Records
============================================================

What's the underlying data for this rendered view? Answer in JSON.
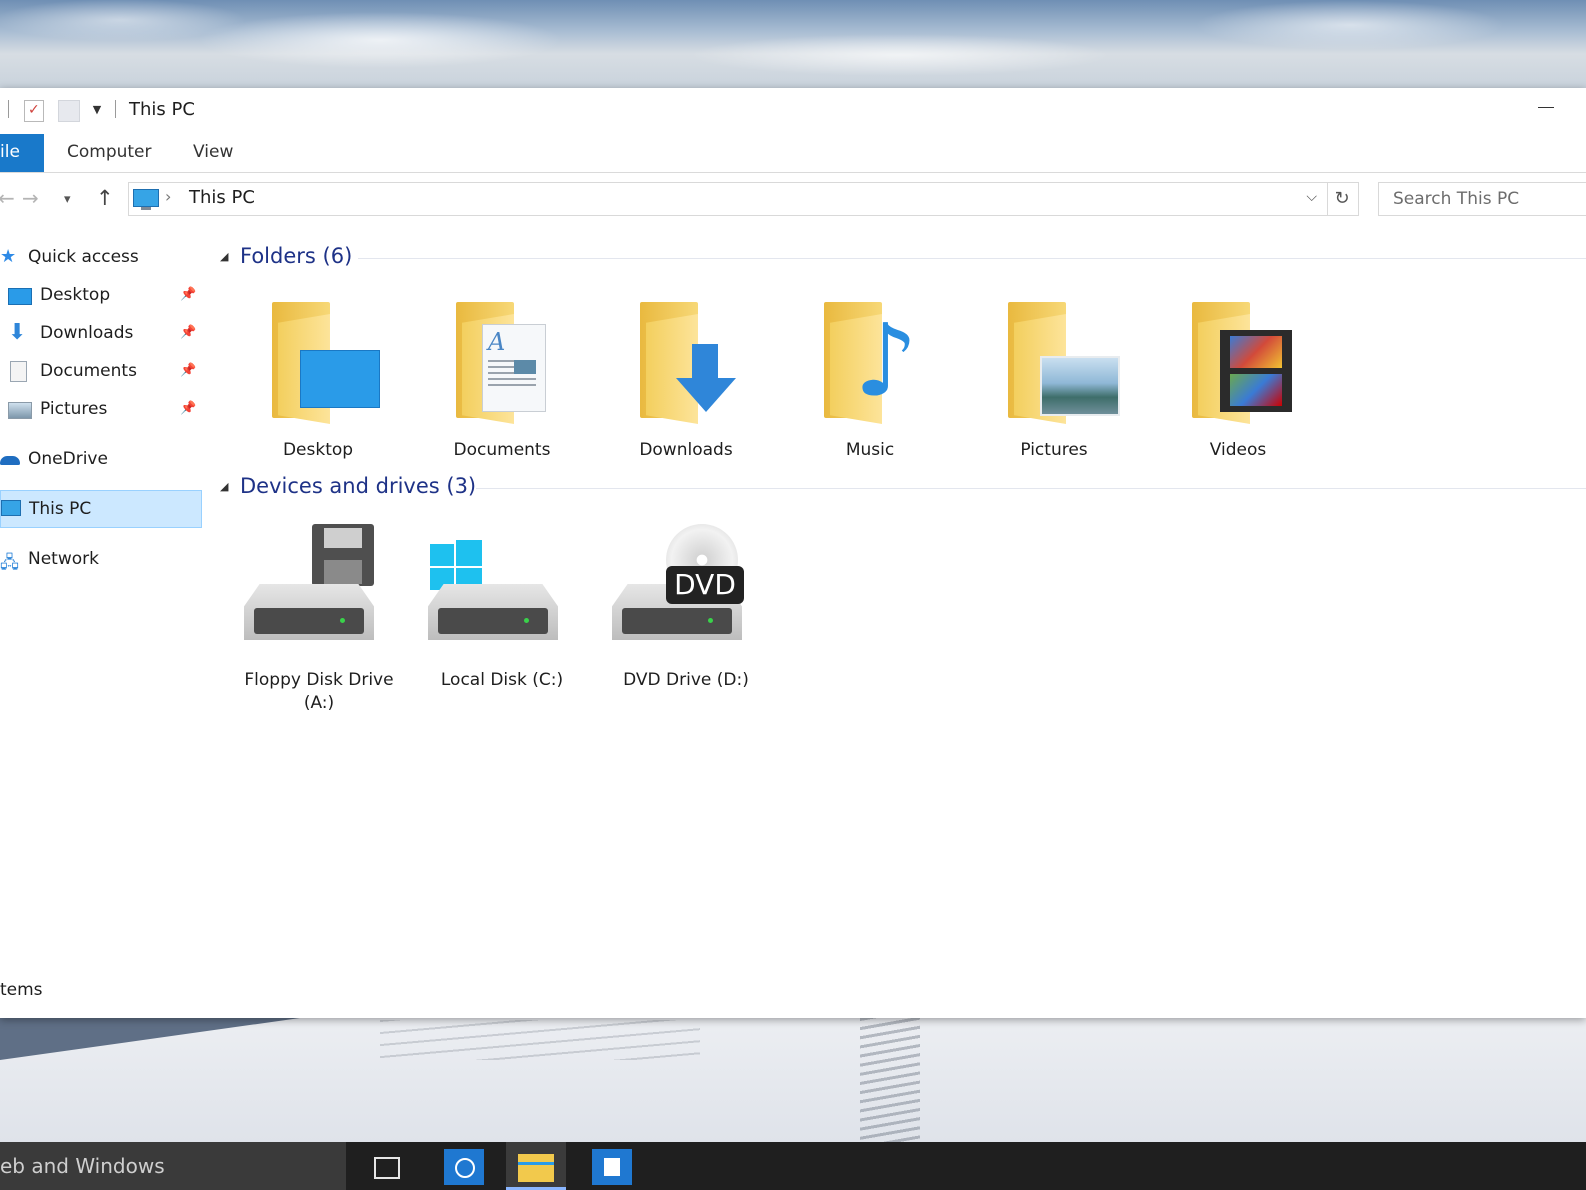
{
  "window": {
    "title": "This PC",
    "ribbon_tabs": [
      "ile",
      "Computer",
      "View"
    ]
  },
  "address": {
    "path": "This PC",
    "search_placeholder": "Search This PC"
  },
  "navigation": {
    "items": [
      {
        "label": "Quick access",
        "icon": "star-icon"
      },
      {
        "label": "Desktop",
        "icon": "desktop-icon",
        "pinned": true
      },
      {
        "label": "Downloads",
        "icon": "download-arrow-icon",
        "pinned": true
      },
      {
        "label": "Documents",
        "icon": "documents-icon",
        "pinned": true
      },
      {
        "label": "Pictures",
        "icon": "pictures-icon",
        "pinned": true
      },
      {
        "label": "OneDrive",
        "icon": "cloud-icon"
      },
      {
        "label": "This PC",
        "icon": "computer-icon",
        "selected": true
      },
      {
        "label": "Network",
        "icon": "network-icon"
      }
    ]
  },
  "groups": {
    "folders": {
      "title": "Folders (6)",
      "items": [
        {
          "label": "Desktop",
          "icon": "desktop-folder-icon"
        },
        {
          "label": "Documents",
          "icon": "documents-folder-icon"
        },
        {
          "label": "Downloads",
          "icon": "downloads-folder-icon"
        },
        {
          "label": "Music",
          "icon": "music-folder-icon"
        },
        {
          "label": "Pictures",
          "icon": "pictures-folder-icon"
        },
        {
          "label": "Videos",
          "icon": "videos-folder-icon"
        }
      ]
    },
    "drives": {
      "title": "Devices and drives (3)",
      "items": [
        {
          "label": "Floppy Disk Drive (A:)",
          "icon": "floppy-drive-icon"
        },
        {
          "label": "Local Disk (C:)",
          "icon": "local-disk-icon"
        },
        {
          "label": "DVD Drive (D:)",
          "icon": "dvd-drive-icon",
          "badge": "DVD"
        }
      ]
    }
  },
  "status": {
    "text": "tems"
  },
  "taskbar": {
    "search_text": "eb and Windows"
  },
  "colors": {
    "accent": "#1979ca",
    "selection": "#cce8ff",
    "group_header": "#1e3287"
  }
}
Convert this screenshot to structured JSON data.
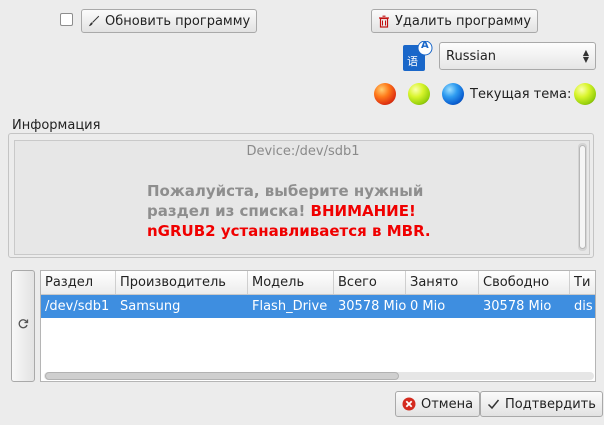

============================================================

| Exercise requirements |
Extract every line from the records above that contains the word "title".

| Answer for this exercise |
    "title": "This PC",
      "title": "Folders (6)",
      "title": "Devices and drives (3)",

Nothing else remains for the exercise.